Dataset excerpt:
□ □ □
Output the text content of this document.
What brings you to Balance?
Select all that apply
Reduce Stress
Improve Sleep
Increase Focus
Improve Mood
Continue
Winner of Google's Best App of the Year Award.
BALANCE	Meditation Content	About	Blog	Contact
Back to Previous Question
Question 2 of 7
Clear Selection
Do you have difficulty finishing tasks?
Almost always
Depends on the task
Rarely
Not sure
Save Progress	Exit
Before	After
□ □ □
What the task asks: Every entry must be quoted exactly as it appears above.

Task response:
Output the text content of this document.
What brings you to Balance?
Select all that apply
Reduce Stress
Improve Sleep
Increase Focus
Improve Mood
Continue
Winner of Google's Best App of the Year Award.
BALANCE	Meditation Content	About	Blog	Contact
Back to Previous Question
Question 2 of 7
Clear Selection
Do you have difficulty finishing tasks?
Almost always
Depends on the task
Rarely
Not sure
Save Progress	Exit
Before	After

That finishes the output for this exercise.